===== Provided material
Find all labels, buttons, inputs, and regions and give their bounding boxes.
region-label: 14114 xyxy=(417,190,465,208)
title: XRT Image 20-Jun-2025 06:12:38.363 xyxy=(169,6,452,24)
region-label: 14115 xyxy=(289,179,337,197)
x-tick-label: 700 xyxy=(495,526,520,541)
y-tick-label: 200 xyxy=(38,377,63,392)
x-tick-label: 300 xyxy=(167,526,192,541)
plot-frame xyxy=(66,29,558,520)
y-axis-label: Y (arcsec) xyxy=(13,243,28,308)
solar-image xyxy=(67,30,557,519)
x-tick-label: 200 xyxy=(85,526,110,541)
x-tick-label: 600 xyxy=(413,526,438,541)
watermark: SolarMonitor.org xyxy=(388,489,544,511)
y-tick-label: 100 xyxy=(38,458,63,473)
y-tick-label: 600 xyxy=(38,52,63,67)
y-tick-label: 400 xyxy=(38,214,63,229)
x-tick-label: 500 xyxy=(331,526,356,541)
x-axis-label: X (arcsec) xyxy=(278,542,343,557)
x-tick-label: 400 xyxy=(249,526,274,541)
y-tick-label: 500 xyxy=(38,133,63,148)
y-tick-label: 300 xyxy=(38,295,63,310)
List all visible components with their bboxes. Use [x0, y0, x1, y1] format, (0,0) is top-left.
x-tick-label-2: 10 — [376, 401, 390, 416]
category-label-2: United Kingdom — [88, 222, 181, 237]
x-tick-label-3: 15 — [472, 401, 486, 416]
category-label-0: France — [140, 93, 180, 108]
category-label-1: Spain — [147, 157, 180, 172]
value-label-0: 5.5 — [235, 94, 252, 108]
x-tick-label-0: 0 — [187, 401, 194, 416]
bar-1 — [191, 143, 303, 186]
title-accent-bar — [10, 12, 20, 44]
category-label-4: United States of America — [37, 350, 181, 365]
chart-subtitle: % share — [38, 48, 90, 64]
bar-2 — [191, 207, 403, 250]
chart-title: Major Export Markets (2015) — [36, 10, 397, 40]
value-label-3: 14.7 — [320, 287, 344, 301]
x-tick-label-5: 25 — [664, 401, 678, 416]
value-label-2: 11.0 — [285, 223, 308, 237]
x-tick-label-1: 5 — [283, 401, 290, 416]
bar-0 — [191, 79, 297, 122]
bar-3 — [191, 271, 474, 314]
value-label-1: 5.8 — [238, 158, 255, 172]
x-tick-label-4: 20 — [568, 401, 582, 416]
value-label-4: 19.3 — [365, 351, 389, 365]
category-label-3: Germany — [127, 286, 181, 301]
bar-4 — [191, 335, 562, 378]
==========
- What to produce: Please extract the lines of the entries above, from the very first line through the line containing "y-tick-label: 200 xyxy=(38,377,63,392)", including both ends, and reproduce them word for word.

- Result of the exercise:
Find all labels, buttons, inputs, and regions and give their bounding boxes.
region-label: 14114 xyxy=(417,190,465,208)
title: XRT Image 20-Jun-2025 06:12:38.363 xyxy=(169,6,452,24)
region-label: 14115 xyxy=(289,179,337,197)
x-tick-label: 700 xyxy=(495,526,520,541)
y-tick-label: 200 xyxy=(38,377,63,392)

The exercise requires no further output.